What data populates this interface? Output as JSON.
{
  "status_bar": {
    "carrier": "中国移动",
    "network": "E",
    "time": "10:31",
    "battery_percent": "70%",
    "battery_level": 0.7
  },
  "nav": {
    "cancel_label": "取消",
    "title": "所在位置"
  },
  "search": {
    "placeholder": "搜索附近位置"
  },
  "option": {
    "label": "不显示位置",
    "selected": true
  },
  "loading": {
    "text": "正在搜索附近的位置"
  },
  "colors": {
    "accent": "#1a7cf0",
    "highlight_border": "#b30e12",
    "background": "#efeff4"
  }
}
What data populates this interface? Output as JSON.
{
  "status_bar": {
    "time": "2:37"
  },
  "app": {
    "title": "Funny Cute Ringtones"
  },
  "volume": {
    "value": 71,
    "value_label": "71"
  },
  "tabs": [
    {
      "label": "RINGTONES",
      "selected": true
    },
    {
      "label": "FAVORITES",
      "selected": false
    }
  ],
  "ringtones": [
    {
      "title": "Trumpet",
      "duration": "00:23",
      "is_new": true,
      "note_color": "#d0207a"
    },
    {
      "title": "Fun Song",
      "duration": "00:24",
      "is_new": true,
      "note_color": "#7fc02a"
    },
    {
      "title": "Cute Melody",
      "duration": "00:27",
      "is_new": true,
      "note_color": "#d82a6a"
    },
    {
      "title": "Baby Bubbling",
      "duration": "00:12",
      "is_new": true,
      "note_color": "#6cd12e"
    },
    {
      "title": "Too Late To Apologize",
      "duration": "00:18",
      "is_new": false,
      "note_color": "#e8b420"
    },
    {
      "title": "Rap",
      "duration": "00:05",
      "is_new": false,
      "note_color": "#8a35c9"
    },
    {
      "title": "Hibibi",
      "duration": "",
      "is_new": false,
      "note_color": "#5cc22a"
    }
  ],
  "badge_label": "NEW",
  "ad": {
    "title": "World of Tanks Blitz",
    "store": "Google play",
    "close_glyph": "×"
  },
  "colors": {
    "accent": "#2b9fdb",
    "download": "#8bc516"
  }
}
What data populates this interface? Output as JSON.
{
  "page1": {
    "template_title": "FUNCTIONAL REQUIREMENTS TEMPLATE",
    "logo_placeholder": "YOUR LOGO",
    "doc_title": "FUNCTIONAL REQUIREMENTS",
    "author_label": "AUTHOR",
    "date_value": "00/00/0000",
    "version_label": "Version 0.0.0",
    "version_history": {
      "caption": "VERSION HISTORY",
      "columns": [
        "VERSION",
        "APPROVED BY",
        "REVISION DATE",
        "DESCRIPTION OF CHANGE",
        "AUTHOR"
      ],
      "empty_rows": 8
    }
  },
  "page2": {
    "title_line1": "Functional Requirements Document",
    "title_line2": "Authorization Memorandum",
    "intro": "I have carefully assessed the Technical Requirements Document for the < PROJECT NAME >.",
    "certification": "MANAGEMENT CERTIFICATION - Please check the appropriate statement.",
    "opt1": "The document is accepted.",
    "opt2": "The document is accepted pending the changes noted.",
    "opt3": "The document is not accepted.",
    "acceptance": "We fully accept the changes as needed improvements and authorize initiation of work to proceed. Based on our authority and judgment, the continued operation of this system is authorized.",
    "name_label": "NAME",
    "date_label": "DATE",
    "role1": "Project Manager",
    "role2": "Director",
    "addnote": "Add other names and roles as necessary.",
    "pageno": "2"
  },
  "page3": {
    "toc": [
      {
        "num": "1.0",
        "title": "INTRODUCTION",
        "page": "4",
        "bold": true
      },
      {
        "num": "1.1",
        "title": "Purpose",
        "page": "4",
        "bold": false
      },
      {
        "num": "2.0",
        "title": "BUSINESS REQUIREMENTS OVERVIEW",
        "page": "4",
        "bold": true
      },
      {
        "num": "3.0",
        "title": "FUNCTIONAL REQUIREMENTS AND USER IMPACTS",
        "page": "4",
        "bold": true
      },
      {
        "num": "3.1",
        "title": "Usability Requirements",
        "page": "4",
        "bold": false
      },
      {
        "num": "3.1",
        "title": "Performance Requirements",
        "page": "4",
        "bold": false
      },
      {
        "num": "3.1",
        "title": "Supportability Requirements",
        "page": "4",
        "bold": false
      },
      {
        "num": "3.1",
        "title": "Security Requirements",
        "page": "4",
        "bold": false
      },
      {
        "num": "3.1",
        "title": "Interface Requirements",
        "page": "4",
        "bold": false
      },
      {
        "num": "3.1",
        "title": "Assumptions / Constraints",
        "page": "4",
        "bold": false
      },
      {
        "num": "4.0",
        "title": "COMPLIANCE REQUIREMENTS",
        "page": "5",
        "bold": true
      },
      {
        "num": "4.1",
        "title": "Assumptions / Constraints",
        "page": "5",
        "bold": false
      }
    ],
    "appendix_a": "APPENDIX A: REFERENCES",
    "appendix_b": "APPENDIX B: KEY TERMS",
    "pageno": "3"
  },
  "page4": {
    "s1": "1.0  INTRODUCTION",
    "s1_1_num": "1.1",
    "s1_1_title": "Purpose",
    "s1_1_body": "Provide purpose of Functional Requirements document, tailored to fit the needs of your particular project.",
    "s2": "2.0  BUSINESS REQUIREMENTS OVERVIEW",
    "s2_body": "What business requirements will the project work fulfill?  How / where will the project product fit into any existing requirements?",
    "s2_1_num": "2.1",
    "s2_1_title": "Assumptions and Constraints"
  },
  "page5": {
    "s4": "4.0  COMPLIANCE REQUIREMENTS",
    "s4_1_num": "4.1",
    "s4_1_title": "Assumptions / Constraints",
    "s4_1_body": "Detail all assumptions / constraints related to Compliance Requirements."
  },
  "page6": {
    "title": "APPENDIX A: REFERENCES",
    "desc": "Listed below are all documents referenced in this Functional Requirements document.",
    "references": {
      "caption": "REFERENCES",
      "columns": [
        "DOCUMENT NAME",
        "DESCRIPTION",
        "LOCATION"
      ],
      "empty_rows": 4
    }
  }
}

**THE PROBLEM**
Search the listing for the string "accepted". Copy each line where it turns up.

**OUTPUT FOR THIS EXERCISE**
    "opt1": "The document is accepted.",
    "opt2": "The document is accepted pending the changes noted.",
    "opt3": "The document is not accepted.",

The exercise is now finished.